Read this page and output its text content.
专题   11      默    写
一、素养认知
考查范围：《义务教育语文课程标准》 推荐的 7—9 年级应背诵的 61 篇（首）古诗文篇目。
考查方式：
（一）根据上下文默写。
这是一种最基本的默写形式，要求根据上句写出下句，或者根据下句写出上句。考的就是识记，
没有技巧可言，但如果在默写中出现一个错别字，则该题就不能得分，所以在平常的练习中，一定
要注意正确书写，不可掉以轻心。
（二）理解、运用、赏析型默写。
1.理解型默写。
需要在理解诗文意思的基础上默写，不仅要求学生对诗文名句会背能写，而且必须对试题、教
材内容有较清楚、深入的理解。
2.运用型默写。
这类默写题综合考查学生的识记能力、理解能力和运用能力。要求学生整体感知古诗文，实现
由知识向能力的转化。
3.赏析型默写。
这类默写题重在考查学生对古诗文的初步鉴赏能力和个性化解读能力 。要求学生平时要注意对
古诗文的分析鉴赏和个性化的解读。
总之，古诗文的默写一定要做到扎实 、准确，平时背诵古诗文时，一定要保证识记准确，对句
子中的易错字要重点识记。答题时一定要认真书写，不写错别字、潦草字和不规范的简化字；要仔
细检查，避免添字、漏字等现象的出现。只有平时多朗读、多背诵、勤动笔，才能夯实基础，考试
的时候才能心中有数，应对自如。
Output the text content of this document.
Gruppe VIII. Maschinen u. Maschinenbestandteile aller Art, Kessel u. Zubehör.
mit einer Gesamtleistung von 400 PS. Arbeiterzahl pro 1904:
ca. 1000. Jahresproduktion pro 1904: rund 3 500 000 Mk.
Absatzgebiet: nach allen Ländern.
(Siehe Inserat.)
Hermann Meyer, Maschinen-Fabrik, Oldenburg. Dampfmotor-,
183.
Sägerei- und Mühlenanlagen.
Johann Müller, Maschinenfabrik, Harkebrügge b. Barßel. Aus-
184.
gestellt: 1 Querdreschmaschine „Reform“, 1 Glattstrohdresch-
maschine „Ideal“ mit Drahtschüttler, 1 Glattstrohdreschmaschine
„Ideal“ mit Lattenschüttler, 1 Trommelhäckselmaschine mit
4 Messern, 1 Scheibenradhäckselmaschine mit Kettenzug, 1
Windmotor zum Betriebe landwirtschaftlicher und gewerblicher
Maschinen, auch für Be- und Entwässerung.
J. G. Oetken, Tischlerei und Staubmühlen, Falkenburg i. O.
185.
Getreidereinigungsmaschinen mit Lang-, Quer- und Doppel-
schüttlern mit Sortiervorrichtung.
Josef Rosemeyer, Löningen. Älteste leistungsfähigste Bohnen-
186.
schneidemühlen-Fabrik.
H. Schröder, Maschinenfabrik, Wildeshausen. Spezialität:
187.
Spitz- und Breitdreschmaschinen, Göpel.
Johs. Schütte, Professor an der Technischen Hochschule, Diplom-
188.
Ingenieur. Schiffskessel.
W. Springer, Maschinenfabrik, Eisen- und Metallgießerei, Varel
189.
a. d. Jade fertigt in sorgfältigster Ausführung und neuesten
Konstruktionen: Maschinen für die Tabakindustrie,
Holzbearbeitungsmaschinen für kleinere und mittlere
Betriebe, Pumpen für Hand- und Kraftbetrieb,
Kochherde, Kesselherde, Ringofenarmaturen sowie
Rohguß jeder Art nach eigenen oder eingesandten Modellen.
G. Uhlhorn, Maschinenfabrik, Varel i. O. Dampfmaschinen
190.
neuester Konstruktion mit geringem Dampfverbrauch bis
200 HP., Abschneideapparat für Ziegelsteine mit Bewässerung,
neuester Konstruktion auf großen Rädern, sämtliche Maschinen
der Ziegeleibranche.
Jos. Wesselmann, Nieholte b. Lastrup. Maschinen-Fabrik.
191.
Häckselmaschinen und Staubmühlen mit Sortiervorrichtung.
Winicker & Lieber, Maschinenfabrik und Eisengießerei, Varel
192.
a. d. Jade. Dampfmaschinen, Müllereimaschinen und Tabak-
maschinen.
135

※ ※ ※

**Problem statement:** Give back all the records exactly as they stand.

**Result of this exercise:**
Read this page and output its text content.
专题   11      默    写
一、素养认知
考查范围：《义务教育语文课程标准》 推荐的 7—9 年级应背诵的 61 篇（首）古诗文篇目。
考查方式：
（一）根据上下文默写。
这是一种最基本的默写形式，要求根据上句写出下句，或者根据下句写出上句。考的就是识记，
没有技巧可言，但如果在默写中出现一个错别字，则该题就不能得分，所以在平常的练习中，一定
要注意正确书写，不可掉以轻心。
（二）理解、运用、赏析型默写。
1.理解型默写。
需要在理解诗文意思的基础上默写，不仅要求学生对诗文名句会背能写，而且必须对试题、教
材内容有较清楚、深入的理解。
2.运用型默写。
这类默写题综合考查学生的识记能力、理解能力和运用能力。要求学生整体感知古诗文，实现
由知识向能力的转化。
3.赏析型默写。
这类默写题重在考查学生对古诗文的初步鉴赏能力和个性化解读能力 。要求学生平时要注意对
古诗文的分析鉴赏和个性化的解读。
总之，古诗文的默写一定要做到扎实 、准确，平时背诵古诗文时，一定要保证识记准确，对句
子中的易错字要重点识记。答题时一定要认真书写，不写错别字、潦草字和不规范的简化字；要仔
细检查，避免添字、漏字等现象的出现。只有平时多朗读、多背诵、勤动笔，才能夯实基础，考试
的时候才能心中有数，应对自如。
Output the text content of this document.
Gruppe VIII. Maschinen u. Maschinenbestandteile aller Art, Kessel u. Zubehör.
mit einer Gesamtleistung von 400 PS. Arbeiterzahl pro 1904:
ca. 1000. Jahresproduktion pro 1904: rund 3 500 000 Mk.
Absatzgebiet: nach allen Ländern.
(Siehe Inserat.)
Hermann Meyer, Maschinen-Fabrik, Oldenburg. Dampfmotor-,
183.
Sägerei- und Mühlenanlagen.
Johann Müller, Maschinenfabrik, Harkebrügge b. Barßel. Aus-
184.
gestellt: 1 Querdreschmaschine „Reform“, 1 Glattstrohdresch-
maschine „Ideal“ mit Drahtschüttler, 1 Glattstrohdreschmaschine
„Ideal“ mit Lattenschüttler, 1 Trommelhäckselmaschine mit
4 Messern, 1 Scheibenradhäckselmaschine mit Kettenzug, 1
Windmotor zum Betriebe landwirtschaftlicher und gewerblicher
Maschinen, auch für Be- und Entwässerung.
J. G. Oetken, Tischlerei und Staubmühlen, Falkenburg i. O.
185.
Getreidereinigungsmaschinen mit Lang-, Quer- und Doppel-
schüttlern mit Sortiervorrichtung.
Josef Rosemeyer, Löningen. Älteste leistungsfähigste Bohnen-
186.
schneidemühlen-Fabrik.
H. Schröder, Maschinenfabrik, Wildeshausen. Spezialität:
187.
Spitz- und Breitdreschmaschinen, Göpel.
Johs. Schütte, Professor an der Technischen Hochschule, Diplom-
188.
Ingenieur. Schiffskessel.
W. Springer, Maschinenfabrik, Eisen- und Metallgießerei, Varel
189.
a. d. Jade fertigt in sorgfältigster Ausführung und neuesten
Konstruktionen: Maschinen für die Tabakindustrie,
Holzbearbeitungsmaschinen für kleinere und mittlere
Betriebe, Pumpen für Hand- und Kraftbetrieb,
Kochherde, Kesselherde, Ringofenarmaturen sowie
Rohguß jeder Art nach eigenen oder eingesandten Modellen.
G. Uhlhorn, Maschinenfabrik, Varel i. O. Dampfmaschinen
190.
neuester Konstruktion mit geringem Dampfverbrauch bis
200 HP., Abschneideapparat für Ziegelsteine mit Bewässerung,
neuester Konstruktion auf großen Rädern, sämtliche Maschinen
der Ziegeleibranche.
Jos. Wesselmann, Nieholte b. Lastrup. Maschinen-Fabrik.
191.
Häckselmaschinen und Staubmühlen mit Sortiervorrichtung.
Winicker & Lieber, Maschinenfabrik und Eisengießerei, Varel
192.
a. d. Jade. Dampfmaschinen, Müllereimaschinen und Tabak-
maschinen.
135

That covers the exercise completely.